Text section =>
-=-=-=-=-

I started scripting a 2 weeks ago and wrote a script which checks every sub directory until a certain level for the largest files.
My question would be if I'm using the getopts correctly and/or if I could improve the script in general
I'm using a getopt function for the specify options like:
c
= part of the start directory for the searchl
= the number of output lines -> default value is 10 if option not useds
= for the search string which is used in the grep command -> default value is today's date
I am not sure if I used the getopt correctly and would like to improve the code or completely rewrite it.
#!/usr/bin/bash
LNE=--------------------------------------------------------------------------
NUMBER_RESULT_DEFAULT=10;
#------------------------
DATE=#$(date '+%y%m%d');
INTEGER_CHECK='^[0-9]+$';
CHAR_CHECK='^[a-z]+$';
#------------------------
# [---CodeBlock Input check for valid arguments and their values---]
echo "$LNE";
HelpFunction ()
{
echo -e "\n"
echo -e "--------------------------------------\n"
echo -e "Script for tracking filegrowth on system \n"

-=-=-=-=-

Requirement =>
Copy the bash script post from "I started scripting" through "completely rewrite it.", swapping "default value" for "fallback value".

Raw data =>
-=-=-=-=-

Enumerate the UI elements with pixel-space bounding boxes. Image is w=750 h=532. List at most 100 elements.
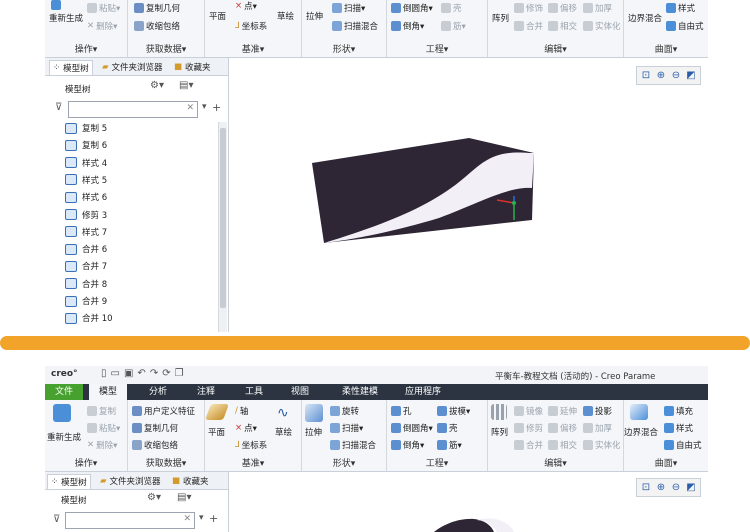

-=-=-=-=-

Response to this task =>
I started scripting a 2 weeks ago and wrote a script which checks every sub directory until a certain level for the largest files.
My question would be if I'm using the getopts correctly and/or if I could improve the script in general
I'm using a getopt function for the specify options like:
c
= part of the start directory for the searchl
= the number of output lines -> fallback value is 10 if option not useds
= for the search string which is used in the grep command -> fallback value is today's date
I am not sure if I used the getopt correctly and would like to improve the code or completely rewrite it.